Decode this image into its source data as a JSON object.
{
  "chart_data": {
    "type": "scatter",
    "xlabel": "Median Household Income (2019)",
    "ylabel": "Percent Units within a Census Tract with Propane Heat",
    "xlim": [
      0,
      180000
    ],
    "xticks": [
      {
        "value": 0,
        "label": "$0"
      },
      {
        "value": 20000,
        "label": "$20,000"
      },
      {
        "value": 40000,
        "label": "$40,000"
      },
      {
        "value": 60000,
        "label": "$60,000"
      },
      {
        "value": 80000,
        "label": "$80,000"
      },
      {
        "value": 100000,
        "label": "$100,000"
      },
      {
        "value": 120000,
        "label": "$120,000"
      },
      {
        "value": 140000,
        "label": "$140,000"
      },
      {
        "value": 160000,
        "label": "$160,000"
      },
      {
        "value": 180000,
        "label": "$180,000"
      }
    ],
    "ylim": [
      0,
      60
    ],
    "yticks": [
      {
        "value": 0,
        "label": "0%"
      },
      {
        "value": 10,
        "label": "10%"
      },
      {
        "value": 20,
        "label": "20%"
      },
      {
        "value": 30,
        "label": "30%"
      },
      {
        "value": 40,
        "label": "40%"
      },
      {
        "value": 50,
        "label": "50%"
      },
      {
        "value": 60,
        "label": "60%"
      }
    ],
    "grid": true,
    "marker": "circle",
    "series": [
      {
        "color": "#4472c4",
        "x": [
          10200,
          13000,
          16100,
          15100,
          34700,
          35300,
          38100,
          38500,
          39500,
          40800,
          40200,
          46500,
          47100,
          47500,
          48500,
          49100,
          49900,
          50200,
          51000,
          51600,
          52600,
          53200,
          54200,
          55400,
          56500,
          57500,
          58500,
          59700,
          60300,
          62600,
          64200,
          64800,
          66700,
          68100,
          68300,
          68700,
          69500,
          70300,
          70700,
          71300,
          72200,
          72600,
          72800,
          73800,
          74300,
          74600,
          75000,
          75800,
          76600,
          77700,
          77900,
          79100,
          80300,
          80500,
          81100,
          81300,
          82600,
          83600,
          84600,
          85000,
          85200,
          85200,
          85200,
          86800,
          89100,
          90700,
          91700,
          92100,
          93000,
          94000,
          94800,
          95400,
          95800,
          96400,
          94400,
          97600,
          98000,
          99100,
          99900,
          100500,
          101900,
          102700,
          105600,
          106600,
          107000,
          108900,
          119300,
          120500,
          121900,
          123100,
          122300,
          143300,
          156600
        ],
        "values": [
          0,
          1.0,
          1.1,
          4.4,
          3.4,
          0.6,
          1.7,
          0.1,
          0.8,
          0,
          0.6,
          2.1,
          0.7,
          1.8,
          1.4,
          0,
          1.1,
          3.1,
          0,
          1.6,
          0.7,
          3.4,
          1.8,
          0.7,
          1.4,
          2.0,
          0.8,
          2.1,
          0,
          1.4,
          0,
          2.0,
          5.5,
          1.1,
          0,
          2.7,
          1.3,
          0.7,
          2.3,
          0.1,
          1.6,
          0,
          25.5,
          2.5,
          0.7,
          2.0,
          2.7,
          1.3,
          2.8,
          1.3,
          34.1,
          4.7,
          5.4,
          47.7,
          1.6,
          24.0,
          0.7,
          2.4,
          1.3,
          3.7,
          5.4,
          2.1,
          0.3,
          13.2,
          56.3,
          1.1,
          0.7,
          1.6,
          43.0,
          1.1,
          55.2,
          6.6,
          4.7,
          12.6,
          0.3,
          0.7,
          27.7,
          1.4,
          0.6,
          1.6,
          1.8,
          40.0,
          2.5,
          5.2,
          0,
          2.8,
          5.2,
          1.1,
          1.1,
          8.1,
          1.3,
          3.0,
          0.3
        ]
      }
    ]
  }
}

========================================

** Directions **
Reproduce the material in full, with no word added or dropped.

** Answer to the exercise **
Decode this image into its source data as a JSON object.
{
  "chart_data": {
    "type": "scatter",
    "xlabel": "Median Household Income (2019)",
    "ylabel": "Percent Units within a Census Tract with Propane Heat",
    "xlim": [
      0,
      180000
    ],
    "xticks": [
      {
        "value": 0,
        "label": "$0"
      },
      {
        "value": 20000,
        "label": "$20,000"
      },
      {
        "value": 40000,
        "label": "$40,000"
      },
      {
        "value": 60000,
        "label": "$60,000"
      },
      {
        "value": 80000,
        "label": "$80,000"
      },
      {
        "value": 100000,
        "label": "$100,000"
      },
      {
        "value": 120000,
        "label": "$120,000"
      },
      {
        "value": 140000,
        "label": "$140,000"
      },
      {
        "value": 160000,
        "label": "$160,000"
      },
      {
        "value": 180000,
        "label": "$180,000"
      }
    ],
    "ylim": [
      0,
      60
    ],
    "yticks": [
      {
        "value": 0,
        "label": "0%"
      },
      {
        "value": 10,
        "label": "10%"
      },
      {
        "value": 20,
        "label": "20%"
      },
      {
        "value": 30,
        "label": "30%"
      },
      {
        "value": 40,
        "label": "40%"
      },
      {
        "value": 50,
        "label": "50%"
      },
      {
        "value": 60,
        "label": "60%"
      }
    ],
    "grid": true,
    "marker": "circle",
    "series": [
      {
        "color": "#4472c4",
        "x": [
          10200,
          13000,
          16100,
          15100,
          34700,
          35300,
          38100,
          38500,
          39500,
          40800,
          40200,
          46500,
          47100,
          47500,
          48500,
          49100,
          49900,
          50200,
          51000,
          51600,
          52600,
          53200,
          54200,
          55400,
          56500,
          57500,
          58500,
          59700,
          60300,
          62600,
          64200,
          64800,
          66700,
          68100,
          68300,
          68700,
          69500,
          70300,
          70700,
          71300,
          72200,
          72600,
          72800,
          73800,
          74300,
          74600,
          75000,
          75800,
          76600,
          77700,
          77900,
          79100,
          80300,
          80500,
          81100,
          81300,
          82600,
          83600,
          84600,
          85000,
          85200,
          85200,
          85200,
          86800,
          89100,
          90700,
          91700,
          92100,
          93000,
          94000,
          94800,
          95400,
          95800,
          96400,
          94400,
          97600,
          98000,
          99100,
          99900,
          100500,
          101900,
          102700,
          105600,
          106600,
          107000,
          108900,
          119300,
          120500,
          121900,
          123100,
          122300,
          143300,
          156600
        ],
        "values": [
          0,
          1.0,
          1.1,
          4.4,
          3.4,
          0.6,
          1.7,
          0.1,
          0.8,
          0,
          0.6,
          2.1,
          0.7,
          1.8,
          1.4,
          0,
          1.1,
          3.1,
          0,
          1.6,
          0.7,
          3.4,
          1.8,
          0.7,
          1.4,
          2.0,
          0.8,
          2.1,
          0,
          1.4,
          0,
          2.0,
          5.5,
          1.1,
          0,
          2.7,
          1.3,
          0.7,
          2.3,
          0.1,
          1.6,
          0,
          25.5,
          2.5,
          0.7,
          2.0,
          2.7,
          1.3,
          2.8,
          1.3,
          34.1,
          4.7,
          5.4,
          47.7,
          1.6,
          24.0,
          0.7,
          2.4,
          1.3,
          3.7,
          5.4,
          2.1,
          0.3,
          13.2,
          56.3,
          1.1,
          0.7,
          1.6,
          43.0,
          1.1,
          55.2,
          6.6,
          4.7,
          12.6,
          0.3,
          0.7,
          27.7,
          1.4,
          0.6,
          1.6,
          1.8,
          40.0,
          2.5,
          5.2,
          0,
          2.8,
          5.2,
          1.1,
          1.1,
          8.1,
          1.3,
          3.0,
          0.3
        ]
      }
    ]
  }
}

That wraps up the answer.